For the data below, work out how many lines contain the word "theo" and supply only that number.
○ ○ ○ ○
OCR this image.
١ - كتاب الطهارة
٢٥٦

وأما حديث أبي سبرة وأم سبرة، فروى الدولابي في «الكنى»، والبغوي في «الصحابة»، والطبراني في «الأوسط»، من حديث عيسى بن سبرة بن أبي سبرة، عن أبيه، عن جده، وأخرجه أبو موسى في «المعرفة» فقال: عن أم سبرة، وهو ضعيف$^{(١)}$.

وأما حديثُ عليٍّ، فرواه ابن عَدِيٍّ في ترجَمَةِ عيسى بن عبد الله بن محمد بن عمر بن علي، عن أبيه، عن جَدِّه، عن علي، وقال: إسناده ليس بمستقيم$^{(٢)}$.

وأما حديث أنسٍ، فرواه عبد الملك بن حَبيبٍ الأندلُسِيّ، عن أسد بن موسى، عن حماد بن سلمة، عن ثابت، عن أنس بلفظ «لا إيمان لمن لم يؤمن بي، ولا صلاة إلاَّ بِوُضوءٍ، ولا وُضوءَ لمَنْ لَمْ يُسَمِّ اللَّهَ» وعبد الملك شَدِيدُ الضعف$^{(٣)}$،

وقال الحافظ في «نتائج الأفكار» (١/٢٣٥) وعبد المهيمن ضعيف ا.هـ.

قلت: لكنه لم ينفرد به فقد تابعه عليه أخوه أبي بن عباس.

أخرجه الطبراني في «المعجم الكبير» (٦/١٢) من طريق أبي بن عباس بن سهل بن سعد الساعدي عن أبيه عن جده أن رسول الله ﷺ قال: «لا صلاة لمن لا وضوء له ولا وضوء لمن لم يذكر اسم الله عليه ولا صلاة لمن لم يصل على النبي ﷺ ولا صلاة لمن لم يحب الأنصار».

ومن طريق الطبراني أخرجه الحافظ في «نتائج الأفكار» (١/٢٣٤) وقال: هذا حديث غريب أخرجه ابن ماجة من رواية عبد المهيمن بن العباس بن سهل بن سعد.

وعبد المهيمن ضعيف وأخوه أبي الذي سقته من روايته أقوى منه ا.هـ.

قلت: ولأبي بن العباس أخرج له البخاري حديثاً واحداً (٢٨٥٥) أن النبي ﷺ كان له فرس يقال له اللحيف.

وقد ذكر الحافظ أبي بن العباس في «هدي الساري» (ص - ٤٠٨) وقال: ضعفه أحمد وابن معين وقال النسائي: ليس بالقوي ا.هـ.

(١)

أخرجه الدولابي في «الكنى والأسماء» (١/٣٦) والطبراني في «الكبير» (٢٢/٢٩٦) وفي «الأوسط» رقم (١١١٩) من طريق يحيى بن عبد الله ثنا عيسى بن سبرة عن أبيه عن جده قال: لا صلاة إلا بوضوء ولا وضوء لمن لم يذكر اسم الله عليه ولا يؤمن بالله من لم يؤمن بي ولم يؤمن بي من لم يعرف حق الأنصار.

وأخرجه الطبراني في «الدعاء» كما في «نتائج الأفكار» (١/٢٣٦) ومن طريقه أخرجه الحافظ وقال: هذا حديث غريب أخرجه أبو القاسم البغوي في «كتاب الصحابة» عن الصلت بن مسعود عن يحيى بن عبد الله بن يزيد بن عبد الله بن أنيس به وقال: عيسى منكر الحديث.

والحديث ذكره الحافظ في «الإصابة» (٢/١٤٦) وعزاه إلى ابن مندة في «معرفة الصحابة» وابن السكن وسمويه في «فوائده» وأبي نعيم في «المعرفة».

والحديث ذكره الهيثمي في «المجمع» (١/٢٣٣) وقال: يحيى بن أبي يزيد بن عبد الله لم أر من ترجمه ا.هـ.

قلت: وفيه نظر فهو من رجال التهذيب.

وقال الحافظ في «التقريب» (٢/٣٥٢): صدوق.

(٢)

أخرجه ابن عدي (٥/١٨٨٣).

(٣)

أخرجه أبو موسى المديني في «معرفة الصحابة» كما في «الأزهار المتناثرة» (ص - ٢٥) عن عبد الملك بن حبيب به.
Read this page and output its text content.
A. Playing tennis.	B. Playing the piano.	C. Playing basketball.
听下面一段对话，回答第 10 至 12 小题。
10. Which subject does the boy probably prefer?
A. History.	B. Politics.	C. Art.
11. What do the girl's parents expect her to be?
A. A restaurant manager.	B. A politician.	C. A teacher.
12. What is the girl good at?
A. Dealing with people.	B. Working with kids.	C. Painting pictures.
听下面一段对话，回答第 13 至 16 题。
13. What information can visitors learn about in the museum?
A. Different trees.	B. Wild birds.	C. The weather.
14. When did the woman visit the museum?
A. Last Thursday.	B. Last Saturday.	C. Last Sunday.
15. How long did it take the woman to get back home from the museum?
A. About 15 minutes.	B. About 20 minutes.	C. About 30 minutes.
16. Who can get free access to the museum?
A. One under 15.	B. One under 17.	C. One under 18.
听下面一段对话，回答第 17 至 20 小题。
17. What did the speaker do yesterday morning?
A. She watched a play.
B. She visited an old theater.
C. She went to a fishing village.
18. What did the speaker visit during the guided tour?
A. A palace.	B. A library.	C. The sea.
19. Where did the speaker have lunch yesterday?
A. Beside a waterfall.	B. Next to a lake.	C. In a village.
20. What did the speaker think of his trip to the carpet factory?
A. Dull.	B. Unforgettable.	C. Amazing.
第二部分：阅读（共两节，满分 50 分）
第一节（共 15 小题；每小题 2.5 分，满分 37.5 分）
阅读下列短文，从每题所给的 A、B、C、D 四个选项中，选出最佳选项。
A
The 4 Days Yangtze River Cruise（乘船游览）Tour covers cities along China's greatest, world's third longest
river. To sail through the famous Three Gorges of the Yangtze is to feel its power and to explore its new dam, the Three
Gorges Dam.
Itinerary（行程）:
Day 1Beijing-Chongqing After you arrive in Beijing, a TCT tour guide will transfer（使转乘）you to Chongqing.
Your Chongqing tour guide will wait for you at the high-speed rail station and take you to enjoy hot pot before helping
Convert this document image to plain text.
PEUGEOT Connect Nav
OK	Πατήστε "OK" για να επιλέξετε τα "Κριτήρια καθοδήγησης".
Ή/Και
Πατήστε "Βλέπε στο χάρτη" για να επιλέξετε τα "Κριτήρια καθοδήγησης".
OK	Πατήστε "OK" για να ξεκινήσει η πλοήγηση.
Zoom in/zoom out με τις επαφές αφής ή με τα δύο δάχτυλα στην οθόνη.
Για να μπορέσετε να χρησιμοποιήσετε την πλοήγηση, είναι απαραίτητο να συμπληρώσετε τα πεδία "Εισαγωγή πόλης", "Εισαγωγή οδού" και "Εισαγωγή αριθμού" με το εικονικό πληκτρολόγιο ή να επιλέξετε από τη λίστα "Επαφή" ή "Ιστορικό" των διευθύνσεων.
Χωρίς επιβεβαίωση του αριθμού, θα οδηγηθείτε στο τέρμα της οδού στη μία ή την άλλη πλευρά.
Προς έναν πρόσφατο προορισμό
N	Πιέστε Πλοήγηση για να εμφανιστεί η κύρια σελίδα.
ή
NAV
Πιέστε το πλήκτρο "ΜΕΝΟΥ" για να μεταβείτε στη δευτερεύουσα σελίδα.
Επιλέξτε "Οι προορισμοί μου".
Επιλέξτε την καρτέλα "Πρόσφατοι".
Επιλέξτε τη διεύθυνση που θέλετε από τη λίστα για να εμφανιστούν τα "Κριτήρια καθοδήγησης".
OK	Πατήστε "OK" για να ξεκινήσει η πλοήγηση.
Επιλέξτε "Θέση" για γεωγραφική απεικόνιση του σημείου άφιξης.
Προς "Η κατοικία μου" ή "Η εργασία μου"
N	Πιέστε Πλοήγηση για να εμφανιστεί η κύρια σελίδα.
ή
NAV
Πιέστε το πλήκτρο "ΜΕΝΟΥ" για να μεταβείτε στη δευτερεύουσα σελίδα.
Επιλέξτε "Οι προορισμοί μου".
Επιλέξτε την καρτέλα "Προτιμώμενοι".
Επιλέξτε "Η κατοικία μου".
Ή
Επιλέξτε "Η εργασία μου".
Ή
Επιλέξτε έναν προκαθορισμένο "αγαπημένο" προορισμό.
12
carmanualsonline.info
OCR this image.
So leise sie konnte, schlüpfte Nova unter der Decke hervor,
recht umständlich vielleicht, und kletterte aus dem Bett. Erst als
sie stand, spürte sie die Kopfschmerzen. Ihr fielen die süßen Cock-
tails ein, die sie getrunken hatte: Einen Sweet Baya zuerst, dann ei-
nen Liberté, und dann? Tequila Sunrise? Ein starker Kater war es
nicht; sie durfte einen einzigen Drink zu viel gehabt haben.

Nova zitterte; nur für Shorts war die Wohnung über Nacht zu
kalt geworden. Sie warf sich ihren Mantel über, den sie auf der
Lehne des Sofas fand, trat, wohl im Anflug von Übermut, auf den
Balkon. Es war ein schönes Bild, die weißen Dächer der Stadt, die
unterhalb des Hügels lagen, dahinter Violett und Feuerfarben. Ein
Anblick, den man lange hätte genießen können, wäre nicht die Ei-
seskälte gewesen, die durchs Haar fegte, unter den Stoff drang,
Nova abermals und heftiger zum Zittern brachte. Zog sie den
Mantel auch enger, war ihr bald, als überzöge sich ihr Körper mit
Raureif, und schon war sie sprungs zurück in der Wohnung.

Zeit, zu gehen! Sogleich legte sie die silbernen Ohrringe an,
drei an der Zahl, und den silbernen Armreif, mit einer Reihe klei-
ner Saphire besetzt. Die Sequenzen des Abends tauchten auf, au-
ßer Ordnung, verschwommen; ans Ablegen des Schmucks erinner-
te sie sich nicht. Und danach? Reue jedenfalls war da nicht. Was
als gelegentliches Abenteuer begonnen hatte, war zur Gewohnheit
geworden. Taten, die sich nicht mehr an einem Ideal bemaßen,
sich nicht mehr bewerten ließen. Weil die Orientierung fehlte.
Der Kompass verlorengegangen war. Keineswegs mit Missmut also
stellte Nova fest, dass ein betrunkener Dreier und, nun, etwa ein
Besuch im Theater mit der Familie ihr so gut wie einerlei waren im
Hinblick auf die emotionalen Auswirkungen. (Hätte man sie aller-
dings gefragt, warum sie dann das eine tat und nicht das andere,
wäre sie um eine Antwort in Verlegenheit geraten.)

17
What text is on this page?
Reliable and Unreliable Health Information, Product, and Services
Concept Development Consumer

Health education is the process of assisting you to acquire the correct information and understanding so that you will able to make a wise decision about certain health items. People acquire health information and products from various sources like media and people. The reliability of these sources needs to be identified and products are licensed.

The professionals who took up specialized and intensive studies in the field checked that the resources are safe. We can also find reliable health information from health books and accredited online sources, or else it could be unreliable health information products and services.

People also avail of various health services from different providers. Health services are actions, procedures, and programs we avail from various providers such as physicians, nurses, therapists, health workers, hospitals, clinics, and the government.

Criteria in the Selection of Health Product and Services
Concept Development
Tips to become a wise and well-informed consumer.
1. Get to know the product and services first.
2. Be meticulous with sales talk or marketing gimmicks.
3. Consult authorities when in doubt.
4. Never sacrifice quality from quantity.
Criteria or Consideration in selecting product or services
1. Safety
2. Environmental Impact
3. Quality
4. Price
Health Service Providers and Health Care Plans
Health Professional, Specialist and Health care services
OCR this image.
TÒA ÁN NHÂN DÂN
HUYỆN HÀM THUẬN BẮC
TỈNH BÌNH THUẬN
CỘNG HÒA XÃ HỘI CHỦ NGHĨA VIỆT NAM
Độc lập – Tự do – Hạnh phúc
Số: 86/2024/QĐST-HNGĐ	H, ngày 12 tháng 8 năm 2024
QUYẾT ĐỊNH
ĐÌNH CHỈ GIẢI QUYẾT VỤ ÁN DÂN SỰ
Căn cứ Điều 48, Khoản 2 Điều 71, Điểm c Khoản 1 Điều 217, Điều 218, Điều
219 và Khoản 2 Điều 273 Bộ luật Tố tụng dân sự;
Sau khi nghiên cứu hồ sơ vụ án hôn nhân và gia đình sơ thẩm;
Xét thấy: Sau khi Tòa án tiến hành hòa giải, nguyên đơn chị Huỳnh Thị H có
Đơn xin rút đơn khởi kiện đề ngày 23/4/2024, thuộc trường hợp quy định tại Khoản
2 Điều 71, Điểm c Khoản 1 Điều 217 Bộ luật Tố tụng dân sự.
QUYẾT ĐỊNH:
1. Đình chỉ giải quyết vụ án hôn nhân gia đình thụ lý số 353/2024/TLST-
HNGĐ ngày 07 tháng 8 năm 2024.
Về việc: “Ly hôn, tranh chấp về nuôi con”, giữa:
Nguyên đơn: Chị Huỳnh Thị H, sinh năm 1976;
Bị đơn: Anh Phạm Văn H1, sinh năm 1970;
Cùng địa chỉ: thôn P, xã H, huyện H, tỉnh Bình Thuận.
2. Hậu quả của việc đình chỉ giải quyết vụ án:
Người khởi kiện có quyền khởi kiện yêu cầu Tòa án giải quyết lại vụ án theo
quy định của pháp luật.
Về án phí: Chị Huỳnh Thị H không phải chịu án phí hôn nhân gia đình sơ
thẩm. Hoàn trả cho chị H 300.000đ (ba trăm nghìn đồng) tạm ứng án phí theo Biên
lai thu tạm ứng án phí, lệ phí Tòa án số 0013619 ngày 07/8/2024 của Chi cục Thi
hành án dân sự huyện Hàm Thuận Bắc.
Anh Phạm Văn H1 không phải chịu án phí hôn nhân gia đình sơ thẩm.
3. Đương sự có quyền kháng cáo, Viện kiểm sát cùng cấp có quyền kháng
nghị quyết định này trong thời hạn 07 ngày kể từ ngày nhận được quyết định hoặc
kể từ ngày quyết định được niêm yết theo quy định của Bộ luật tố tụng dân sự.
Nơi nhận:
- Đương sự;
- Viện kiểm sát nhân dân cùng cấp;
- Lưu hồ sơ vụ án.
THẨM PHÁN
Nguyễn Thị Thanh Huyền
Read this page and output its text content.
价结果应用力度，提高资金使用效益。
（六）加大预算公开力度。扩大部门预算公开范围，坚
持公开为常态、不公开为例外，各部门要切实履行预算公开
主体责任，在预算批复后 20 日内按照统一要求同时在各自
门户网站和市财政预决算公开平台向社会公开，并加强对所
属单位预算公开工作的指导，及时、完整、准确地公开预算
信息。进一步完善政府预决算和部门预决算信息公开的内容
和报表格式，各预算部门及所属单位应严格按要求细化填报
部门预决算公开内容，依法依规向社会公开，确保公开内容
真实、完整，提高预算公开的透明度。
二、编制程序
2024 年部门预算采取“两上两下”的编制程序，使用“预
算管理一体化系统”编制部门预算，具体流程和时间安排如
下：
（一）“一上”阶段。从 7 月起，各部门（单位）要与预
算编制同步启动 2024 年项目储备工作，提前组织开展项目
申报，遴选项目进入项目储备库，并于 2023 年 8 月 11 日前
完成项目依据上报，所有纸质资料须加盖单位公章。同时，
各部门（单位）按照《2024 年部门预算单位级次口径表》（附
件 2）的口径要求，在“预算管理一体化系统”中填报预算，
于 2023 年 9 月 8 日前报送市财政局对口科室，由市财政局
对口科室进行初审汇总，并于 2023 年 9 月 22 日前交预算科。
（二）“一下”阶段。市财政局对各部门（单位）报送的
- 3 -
○ ○ ○ ○
CORRECT OUTPUT: 3